§ WORK TO BE COMPLETED: Identify each line containing the word "this" and copy it.

------

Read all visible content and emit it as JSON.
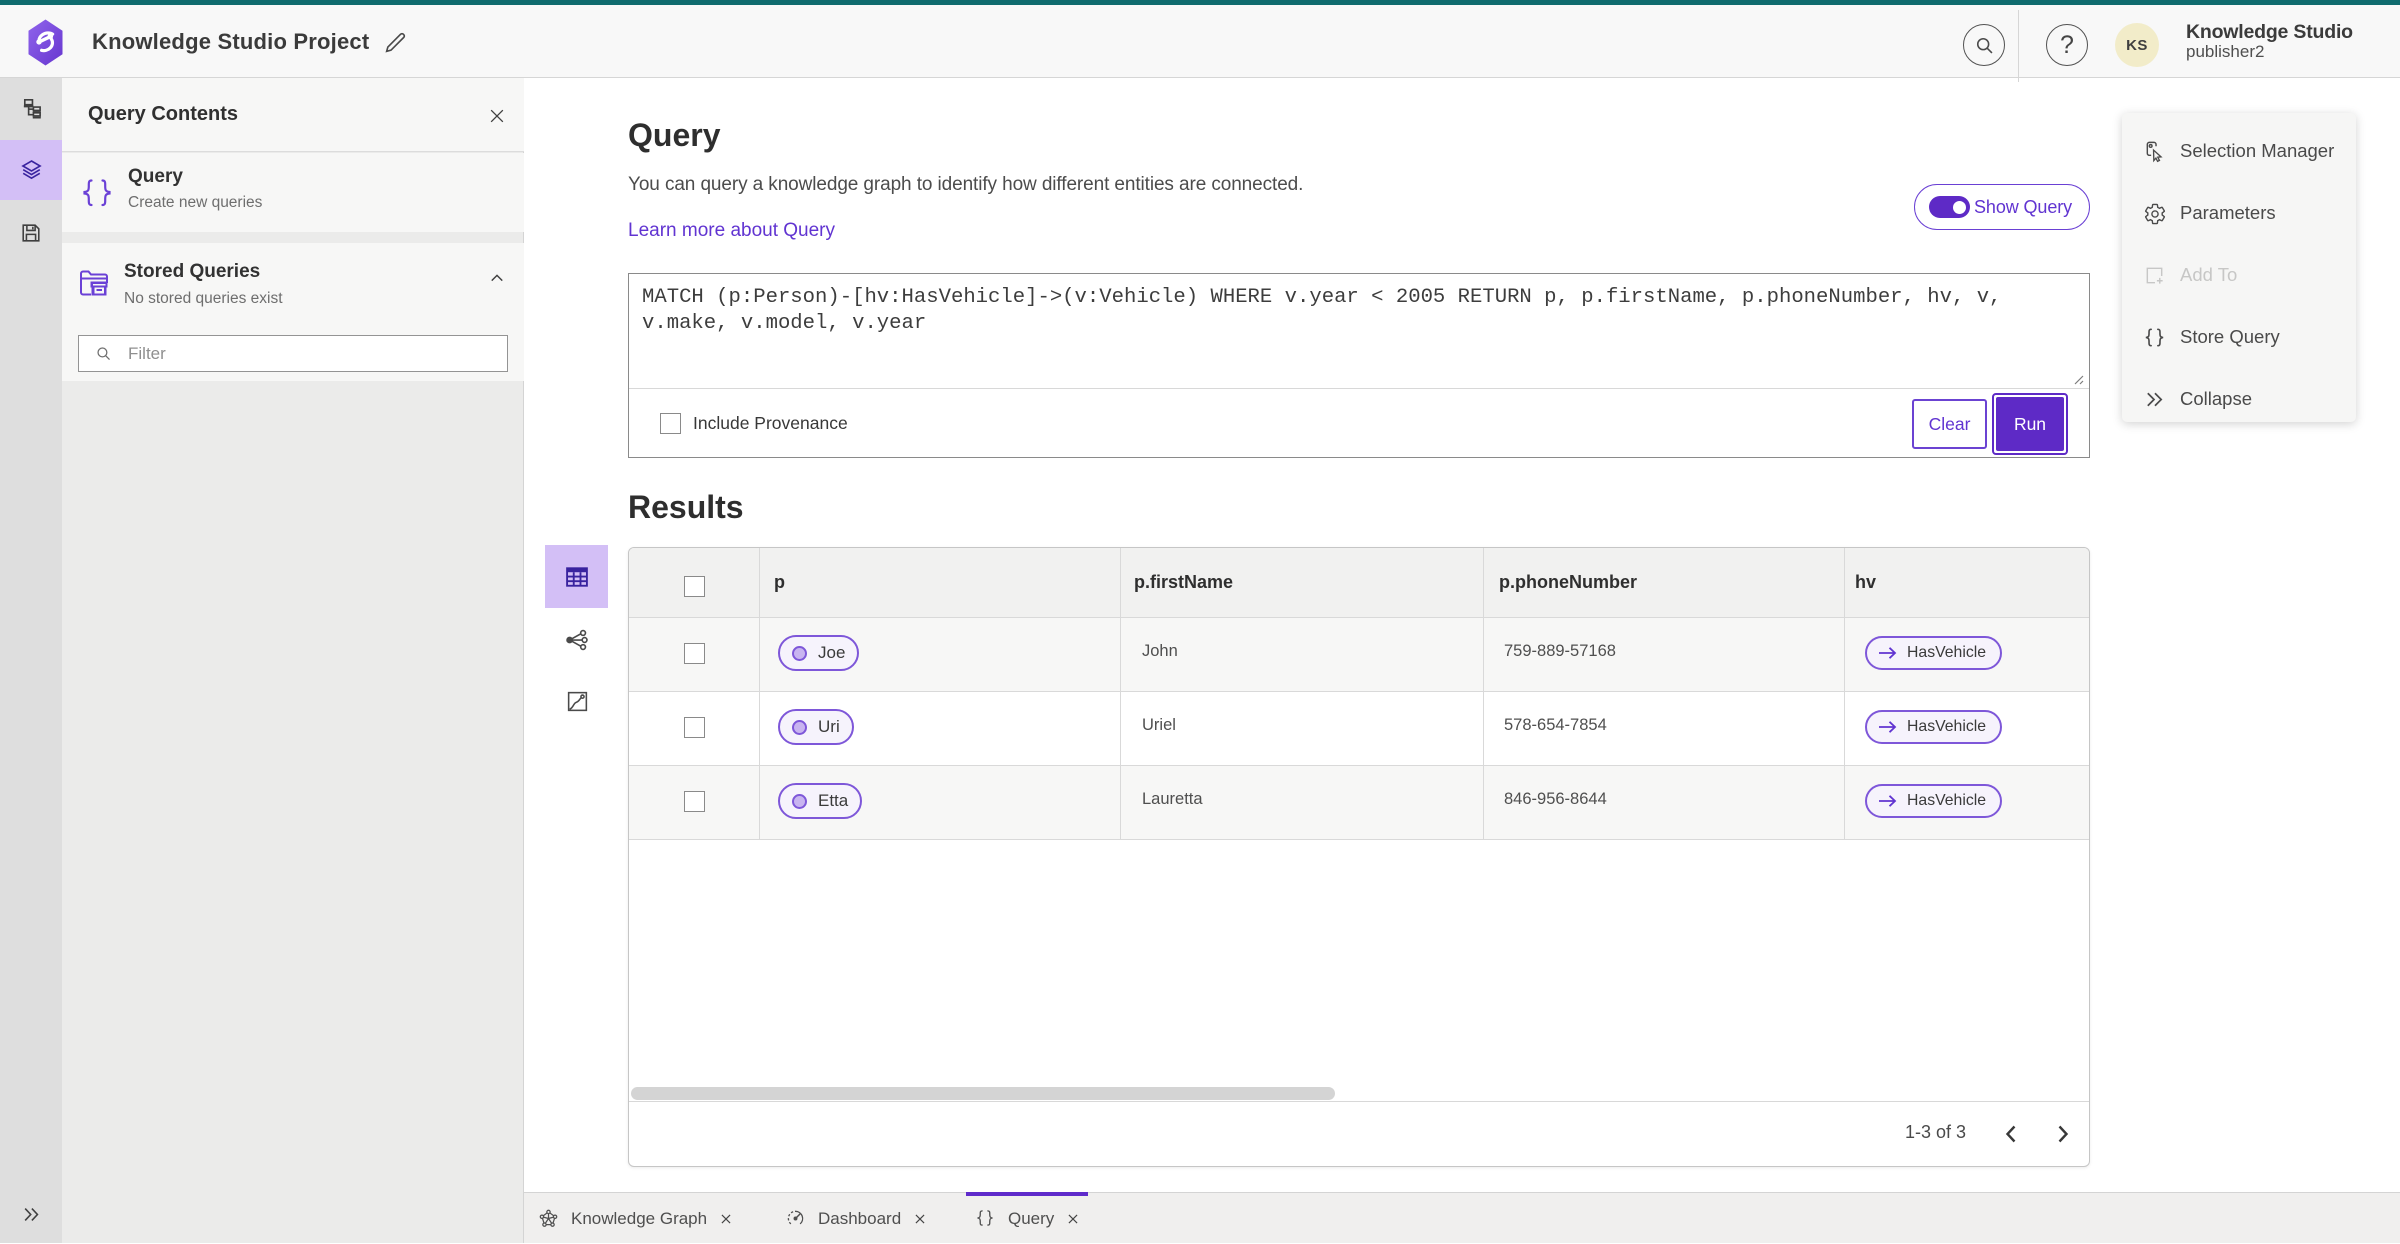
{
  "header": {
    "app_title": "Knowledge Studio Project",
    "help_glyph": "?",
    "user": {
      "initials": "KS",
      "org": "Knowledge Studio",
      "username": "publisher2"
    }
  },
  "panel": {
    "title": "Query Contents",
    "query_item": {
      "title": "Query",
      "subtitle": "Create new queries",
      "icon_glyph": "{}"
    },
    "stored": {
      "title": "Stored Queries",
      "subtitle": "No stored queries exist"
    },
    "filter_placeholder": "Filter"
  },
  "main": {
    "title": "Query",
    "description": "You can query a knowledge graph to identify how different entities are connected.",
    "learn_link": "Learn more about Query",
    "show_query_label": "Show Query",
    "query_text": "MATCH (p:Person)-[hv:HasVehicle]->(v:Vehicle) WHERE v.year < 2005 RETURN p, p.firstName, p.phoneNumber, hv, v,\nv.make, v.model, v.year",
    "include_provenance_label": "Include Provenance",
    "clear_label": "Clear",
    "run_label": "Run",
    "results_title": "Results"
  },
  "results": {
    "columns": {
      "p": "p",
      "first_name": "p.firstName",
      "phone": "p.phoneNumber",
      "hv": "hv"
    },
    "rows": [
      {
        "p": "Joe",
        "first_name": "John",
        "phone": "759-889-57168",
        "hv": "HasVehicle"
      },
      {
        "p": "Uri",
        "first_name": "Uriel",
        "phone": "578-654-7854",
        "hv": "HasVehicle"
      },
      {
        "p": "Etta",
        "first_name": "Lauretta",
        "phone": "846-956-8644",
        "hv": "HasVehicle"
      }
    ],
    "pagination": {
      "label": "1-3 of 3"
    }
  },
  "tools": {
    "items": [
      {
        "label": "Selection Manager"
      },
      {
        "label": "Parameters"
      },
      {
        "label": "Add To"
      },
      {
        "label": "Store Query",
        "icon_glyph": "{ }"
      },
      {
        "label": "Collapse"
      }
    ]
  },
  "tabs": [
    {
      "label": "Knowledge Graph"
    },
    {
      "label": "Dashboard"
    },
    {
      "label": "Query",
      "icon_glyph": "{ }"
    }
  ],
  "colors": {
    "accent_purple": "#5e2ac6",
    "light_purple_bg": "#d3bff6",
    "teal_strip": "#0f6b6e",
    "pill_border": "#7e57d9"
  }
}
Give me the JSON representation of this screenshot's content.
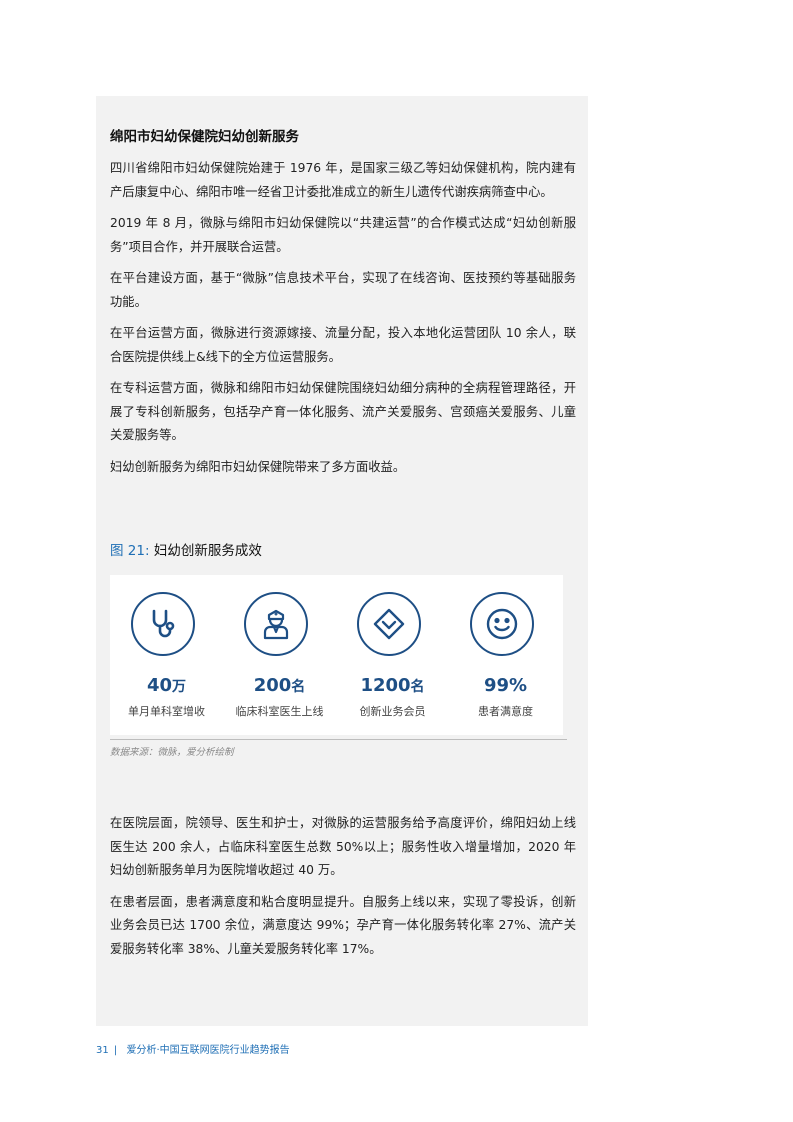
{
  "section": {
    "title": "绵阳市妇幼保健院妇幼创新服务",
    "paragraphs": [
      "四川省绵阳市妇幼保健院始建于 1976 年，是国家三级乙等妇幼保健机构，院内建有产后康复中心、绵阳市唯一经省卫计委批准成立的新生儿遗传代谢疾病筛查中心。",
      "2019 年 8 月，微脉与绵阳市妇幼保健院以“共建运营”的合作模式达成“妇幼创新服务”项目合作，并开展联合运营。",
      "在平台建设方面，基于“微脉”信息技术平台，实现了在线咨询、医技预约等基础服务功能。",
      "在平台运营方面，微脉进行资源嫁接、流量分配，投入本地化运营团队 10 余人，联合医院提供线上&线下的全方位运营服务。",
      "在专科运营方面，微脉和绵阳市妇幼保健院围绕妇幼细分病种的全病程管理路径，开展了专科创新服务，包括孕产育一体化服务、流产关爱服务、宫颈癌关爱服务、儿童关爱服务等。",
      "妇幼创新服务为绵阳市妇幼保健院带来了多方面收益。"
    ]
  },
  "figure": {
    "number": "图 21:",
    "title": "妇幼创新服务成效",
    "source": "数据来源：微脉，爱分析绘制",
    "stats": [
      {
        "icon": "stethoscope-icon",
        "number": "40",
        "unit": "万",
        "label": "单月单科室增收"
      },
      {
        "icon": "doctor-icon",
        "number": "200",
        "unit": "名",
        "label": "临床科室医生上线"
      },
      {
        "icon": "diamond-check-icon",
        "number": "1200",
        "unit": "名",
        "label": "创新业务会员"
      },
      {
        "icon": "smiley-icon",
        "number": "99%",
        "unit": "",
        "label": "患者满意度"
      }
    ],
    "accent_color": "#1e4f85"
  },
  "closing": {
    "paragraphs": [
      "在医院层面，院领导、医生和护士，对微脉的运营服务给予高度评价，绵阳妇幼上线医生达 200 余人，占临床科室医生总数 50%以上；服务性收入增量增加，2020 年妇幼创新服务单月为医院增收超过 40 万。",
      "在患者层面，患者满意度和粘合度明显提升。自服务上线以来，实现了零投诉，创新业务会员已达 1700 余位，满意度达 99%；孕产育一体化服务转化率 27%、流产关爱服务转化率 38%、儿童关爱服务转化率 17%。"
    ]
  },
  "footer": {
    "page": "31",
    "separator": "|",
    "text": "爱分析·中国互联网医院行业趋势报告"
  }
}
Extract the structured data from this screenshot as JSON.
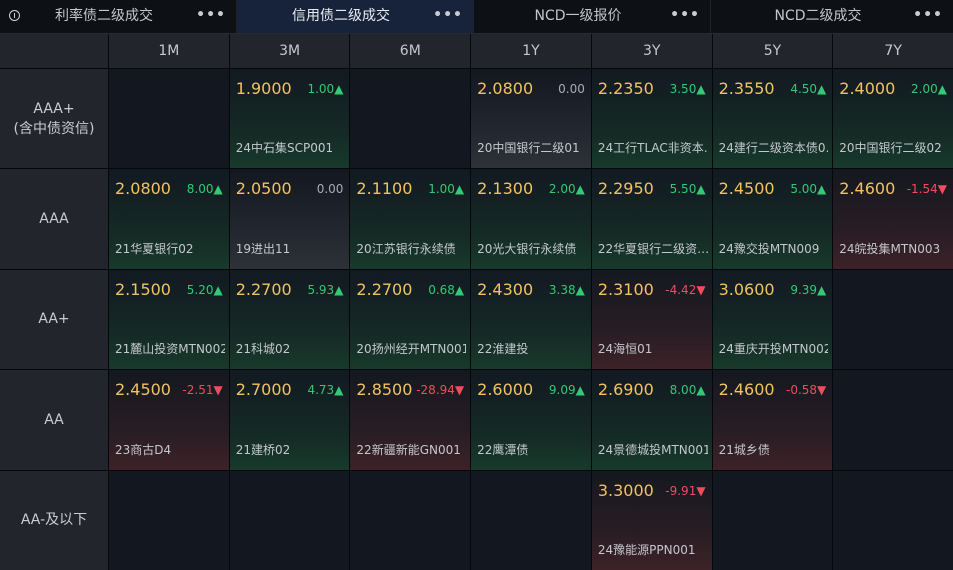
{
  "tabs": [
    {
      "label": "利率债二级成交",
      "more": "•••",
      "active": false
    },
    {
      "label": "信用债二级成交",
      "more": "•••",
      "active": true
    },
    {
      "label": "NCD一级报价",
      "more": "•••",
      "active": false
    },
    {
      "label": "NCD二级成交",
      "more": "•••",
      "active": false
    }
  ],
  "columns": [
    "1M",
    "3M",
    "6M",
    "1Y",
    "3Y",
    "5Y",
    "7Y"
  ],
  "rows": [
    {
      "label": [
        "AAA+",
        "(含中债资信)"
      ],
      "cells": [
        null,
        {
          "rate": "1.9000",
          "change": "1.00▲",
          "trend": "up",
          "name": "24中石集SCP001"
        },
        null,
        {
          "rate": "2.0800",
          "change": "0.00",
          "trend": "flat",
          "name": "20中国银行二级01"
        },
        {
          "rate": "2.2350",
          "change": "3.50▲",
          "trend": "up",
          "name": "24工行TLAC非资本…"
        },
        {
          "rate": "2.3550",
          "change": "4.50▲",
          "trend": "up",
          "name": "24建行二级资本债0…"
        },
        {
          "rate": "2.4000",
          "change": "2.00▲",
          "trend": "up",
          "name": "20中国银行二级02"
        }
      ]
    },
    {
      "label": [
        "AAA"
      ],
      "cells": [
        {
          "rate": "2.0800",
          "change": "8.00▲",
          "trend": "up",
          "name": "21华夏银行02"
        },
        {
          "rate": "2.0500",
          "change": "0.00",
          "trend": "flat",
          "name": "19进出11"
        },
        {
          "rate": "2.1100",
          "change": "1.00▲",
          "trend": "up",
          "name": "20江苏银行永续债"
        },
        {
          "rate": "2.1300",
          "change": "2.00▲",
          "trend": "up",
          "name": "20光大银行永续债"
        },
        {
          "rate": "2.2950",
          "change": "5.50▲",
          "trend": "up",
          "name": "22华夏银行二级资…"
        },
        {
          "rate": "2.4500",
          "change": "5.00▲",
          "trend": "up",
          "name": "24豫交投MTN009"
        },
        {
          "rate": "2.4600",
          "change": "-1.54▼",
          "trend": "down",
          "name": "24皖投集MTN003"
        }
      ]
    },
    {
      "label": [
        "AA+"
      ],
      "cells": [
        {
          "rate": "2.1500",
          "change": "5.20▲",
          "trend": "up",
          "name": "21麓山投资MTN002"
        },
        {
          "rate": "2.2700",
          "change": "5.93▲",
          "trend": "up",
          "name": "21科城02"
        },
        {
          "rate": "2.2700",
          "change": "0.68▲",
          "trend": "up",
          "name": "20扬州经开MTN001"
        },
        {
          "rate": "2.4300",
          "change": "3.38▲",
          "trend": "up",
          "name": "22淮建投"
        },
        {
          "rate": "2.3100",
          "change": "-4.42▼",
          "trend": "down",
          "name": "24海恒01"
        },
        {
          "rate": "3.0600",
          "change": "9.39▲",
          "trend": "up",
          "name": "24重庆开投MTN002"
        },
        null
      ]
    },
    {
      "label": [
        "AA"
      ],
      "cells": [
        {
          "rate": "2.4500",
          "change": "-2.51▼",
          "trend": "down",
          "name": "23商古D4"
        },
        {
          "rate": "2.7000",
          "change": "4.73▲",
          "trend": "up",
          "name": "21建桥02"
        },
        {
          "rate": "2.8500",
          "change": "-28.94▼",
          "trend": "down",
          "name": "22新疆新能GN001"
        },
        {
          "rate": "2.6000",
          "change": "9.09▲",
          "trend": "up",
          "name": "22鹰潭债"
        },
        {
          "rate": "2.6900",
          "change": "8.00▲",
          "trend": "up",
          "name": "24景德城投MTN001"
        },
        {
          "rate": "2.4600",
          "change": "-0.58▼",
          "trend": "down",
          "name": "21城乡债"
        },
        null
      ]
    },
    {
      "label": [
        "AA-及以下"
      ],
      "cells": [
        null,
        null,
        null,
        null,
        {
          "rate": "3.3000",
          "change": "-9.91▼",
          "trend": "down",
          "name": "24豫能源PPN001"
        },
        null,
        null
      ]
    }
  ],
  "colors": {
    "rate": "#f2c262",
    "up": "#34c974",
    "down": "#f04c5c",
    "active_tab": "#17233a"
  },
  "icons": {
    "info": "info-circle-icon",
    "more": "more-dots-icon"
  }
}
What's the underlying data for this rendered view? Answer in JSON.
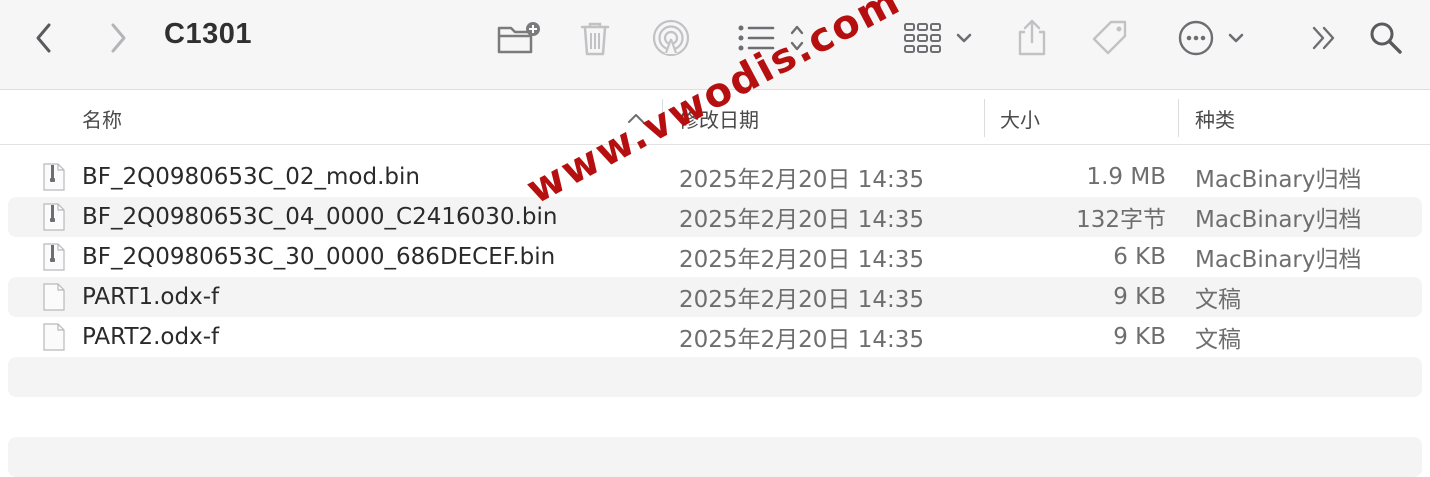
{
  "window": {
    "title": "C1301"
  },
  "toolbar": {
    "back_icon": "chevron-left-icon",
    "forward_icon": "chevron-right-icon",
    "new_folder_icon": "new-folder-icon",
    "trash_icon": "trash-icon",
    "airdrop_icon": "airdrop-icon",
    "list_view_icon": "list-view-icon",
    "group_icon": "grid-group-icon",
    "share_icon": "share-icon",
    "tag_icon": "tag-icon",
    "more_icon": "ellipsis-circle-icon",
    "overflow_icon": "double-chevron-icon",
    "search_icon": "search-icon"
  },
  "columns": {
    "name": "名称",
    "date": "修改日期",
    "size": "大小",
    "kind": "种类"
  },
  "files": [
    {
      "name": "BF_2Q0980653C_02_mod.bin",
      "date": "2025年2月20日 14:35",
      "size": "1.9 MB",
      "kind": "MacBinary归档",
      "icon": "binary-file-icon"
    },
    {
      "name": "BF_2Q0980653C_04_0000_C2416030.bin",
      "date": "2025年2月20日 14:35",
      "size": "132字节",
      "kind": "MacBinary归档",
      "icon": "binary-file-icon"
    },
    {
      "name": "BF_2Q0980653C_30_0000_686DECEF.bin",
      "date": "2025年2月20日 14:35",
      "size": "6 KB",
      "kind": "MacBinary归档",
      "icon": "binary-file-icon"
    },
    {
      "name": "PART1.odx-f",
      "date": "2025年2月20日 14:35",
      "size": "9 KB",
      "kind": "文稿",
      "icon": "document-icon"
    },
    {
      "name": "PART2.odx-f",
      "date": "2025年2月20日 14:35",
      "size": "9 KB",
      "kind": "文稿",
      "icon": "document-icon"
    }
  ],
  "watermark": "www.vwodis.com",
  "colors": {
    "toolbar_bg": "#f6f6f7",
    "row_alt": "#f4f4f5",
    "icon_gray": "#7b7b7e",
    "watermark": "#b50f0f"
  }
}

------

§ RESULT BELOW:
Give me the JSON representation of this screenshot's content.
Extract the structured data from this screenshot as JSON.
What's the underlying data for this rendered view? Answer in JSON.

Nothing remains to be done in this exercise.